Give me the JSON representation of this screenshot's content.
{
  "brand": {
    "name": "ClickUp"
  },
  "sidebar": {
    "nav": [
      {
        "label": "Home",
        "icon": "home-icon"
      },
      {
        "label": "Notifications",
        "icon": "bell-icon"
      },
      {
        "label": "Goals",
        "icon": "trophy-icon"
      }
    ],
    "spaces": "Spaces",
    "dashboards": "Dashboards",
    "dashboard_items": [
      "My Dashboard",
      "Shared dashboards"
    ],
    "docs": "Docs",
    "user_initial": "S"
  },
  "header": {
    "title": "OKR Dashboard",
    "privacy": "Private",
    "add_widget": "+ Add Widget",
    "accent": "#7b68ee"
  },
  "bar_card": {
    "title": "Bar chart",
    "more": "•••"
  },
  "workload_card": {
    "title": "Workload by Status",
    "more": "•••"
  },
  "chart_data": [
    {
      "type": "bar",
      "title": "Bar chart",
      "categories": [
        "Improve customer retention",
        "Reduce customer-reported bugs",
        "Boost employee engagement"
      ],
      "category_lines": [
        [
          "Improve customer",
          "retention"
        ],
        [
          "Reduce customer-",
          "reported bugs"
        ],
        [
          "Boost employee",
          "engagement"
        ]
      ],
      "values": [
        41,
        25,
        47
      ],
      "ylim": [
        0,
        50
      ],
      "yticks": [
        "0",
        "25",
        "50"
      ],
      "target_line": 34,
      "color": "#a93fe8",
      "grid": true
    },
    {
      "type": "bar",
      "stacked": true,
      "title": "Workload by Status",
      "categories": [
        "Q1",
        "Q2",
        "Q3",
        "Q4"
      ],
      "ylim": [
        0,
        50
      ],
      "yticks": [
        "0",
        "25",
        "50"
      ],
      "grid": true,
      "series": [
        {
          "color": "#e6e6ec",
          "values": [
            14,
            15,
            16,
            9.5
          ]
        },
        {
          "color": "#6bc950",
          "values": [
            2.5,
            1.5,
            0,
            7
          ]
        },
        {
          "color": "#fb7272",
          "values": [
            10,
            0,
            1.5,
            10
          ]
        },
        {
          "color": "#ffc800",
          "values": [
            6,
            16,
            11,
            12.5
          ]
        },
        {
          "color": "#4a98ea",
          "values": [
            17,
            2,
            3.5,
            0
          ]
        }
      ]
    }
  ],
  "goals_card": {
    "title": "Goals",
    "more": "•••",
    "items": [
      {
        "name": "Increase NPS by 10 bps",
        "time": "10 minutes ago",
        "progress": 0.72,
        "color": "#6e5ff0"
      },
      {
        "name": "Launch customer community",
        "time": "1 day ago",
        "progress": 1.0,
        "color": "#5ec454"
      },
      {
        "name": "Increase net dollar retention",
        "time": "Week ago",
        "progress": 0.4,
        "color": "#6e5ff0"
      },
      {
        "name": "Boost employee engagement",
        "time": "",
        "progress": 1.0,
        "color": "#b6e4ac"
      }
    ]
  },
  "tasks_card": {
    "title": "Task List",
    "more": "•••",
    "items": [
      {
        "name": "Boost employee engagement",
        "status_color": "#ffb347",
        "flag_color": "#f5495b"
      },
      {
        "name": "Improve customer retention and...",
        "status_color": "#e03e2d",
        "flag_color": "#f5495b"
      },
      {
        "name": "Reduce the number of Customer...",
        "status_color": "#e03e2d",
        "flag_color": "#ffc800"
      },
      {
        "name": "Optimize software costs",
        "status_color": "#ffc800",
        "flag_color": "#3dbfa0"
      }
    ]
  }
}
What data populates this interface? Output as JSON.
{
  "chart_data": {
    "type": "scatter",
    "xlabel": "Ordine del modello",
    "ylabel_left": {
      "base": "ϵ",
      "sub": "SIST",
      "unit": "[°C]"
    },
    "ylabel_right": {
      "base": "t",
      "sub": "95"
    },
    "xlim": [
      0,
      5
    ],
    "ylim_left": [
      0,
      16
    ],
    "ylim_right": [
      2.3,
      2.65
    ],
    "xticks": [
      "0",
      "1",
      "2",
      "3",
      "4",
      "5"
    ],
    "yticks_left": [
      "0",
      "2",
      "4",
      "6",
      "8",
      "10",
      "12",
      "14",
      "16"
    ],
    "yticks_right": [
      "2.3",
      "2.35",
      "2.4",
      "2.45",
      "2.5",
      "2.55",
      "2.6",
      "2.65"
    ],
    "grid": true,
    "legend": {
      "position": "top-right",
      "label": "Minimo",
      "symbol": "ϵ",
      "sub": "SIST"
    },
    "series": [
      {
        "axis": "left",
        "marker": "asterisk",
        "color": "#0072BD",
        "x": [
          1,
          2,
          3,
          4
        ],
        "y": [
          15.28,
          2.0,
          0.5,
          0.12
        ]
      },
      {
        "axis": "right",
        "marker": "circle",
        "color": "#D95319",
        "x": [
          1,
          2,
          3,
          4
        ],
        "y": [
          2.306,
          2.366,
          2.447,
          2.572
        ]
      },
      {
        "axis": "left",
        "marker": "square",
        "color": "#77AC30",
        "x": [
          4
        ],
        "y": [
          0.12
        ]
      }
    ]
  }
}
◇ ◇ ◇
■ Task to carry out
Extract every record and return it verbatim.

■ Completed exercise
Give me the JSON representation of this screenshot's content.
{
  "brand": {
    "name": "ClickUp"
  },
  "sidebar": {
    "nav": [
      {
        "label": "Home",
        "icon": "home-icon"
      },
      {
        "label": "Notifications",
        "icon": "bell-icon"
      },
      {
        "label": "Goals",
        "icon": "trophy-icon"
      }
    ],
    "spaces": "Spaces",
    "dashboards": "Dashboards",
    "dashboard_items": [
      "My Dashboard",
      "Shared dashboards"
    ],
    "docs": "Docs",
    "user_initial": "S"
  },
  "header": {
    "title": "OKR Dashboard",
    "privacy": "Private",
    "add_widget": "+ Add Widget",
    "accent": "#7b68ee"
  },
  "bar_card": {
    "title": "Bar chart",
    "more": "•••"
  },
  "workload_card": {
    "title": "Workload by Status",
    "more": "•••"
  },
  "chart_data": [
    {
      "type": "bar",
      "title": "Bar chart",
      "categories": [
        "Improve customer retention",
        "Reduce customer-reported bugs",
        "Boost employee engagement"
      ],
      "category_lines": [
        [
          "Improve customer",
          "retention"
        ],
        [
          "Reduce customer-",
          "reported bugs"
        ],
        [
          "Boost employee",
          "engagement"
        ]
      ],
      "values": [
        41,
        25,
        47
      ],
      "ylim": [
        0,
        50
      ],
      "yticks": [
        "0",
        "25",
        "50"
      ],
      "target_line": 34,
      "color": "#a93fe8",
      "grid": true
    },
    {
      "type": "bar",
      "stacked": true,
      "title": "Workload by Status",
      "categories": [
        "Q1",
        "Q2",
        "Q3",
        "Q4"
      ],
      "ylim": [
        0,
        50
      ],
      "yticks": [
        "0",
        "25",
        "50"
      ],
      "grid": true,
      "series": [
        {
          "color": "#e6e6ec",
          "values": [
            14,
            15,
            16,
            9.5
          ]
        },
        {
          "color": "#6bc950",
          "values": [
            2.5,
            1.5,
            0,
            7
          ]
        },
        {
          "color": "#fb7272",
          "values": [
            10,
            0,
            1.5,
            10
          ]
        },
        {
          "color": "#ffc800",
          "values": [
            6,
            16,
            11,
            12.5
          ]
        },
        {
          "color": "#4a98ea",
          "values": [
            17,
            2,
            3.5,
            0
          ]
        }
      ]
    }
  ],
  "goals_card": {
    "title": "Goals",
    "more": "•••",
    "items": [
      {
        "name": "Increase NPS by 10 bps",
        "time": "10 minutes ago",
        "progress": 0.72,
        "color": "#6e5ff0"
      },
      {
        "name": "Launch customer community",
        "time": "1 day ago",
        "progress": 1.0,
        "color": "#5ec454"
      },
      {
        "name": "Increase net dollar retention",
        "time": "Week ago",
        "progress": 0.4,
        "color": "#6e5ff0"
      },
      {
        "name": "Boost employee engagement",
        "time": "",
        "progress": 1.0,
        "color": "#b6e4ac"
      }
    ]
  },
  "tasks_card": {
    "title": "Task List",
    "more": "•••",
    "items": [
      {
        "name": "Boost employee engagement",
        "status_color": "#ffb347",
        "flag_color": "#f5495b"
      },
      {
        "name": "Improve customer retention and...",
        "status_color": "#e03e2d",
        "flag_color": "#f5495b"
      },
      {
        "name": "Reduce the number of Customer...",
        "status_color": "#e03e2d",
        "flag_color": "#ffc800"
      },
      {
        "name": "Optimize software costs",
        "status_color": "#ffc800",
        "flag_color": "#3dbfa0"
      }
    ]
  }
}
What data populates this interface? Output as JSON.
{
  "chart_data": {
    "type": "scatter",
    "xlabel": "Ordine del modello",
    "ylabel_left": {
      "base": "ϵ",
      "sub": "SIST",
      "unit": "[°C]"
    },
    "ylabel_right": {
      "base": "t",
      "sub": "95"
    },
    "xlim": [
      0,
      5
    ],
    "ylim_left": [
      0,
      16
    ],
    "ylim_right": [
      2.3,
      2.65
    ],
    "xticks": [
      "0",
      "1",
      "2",
      "3",
      "4",
      "5"
    ],
    "yticks_left": [
      "0",
      "2",
      "4",
      "6",
      "8",
      "10",
      "12",
      "14",
      "16"
    ],
    "yticks_right": [
      "2.3",
      "2.35",
      "2.4",
      "2.45",
      "2.5",
      "2.55",
      "2.6",
      "2.65"
    ],
    "grid": true,
    "legend": {
      "position": "top-right",
      "label": "Minimo",
      "symbol": "ϵ",
      "sub": "SIST"
    },
    "series": [
      {
        "axis": "left",
        "marker": "asterisk",
        "color": "#0072BD",
        "x": [
          1,
          2,
          3,
          4
        ],
        "y": [
          15.28,
          2.0,
          0.5,
          0.12
        ]
      },
      {
        "axis": "right",
        "marker": "circle",
        "color": "#D95319",
        "x": [
          1,
          2,
          3,
          4
        ],
        "y": [
          2.306,
          2.366,
          2.447,
          2.572
        ]
      },
      {
        "axis": "left",
        "marker": "square",
        "color": "#77AC30",
        "x": [
          4
        ],
        "y": [
          0.12
        ]
      }
    ]
  }
}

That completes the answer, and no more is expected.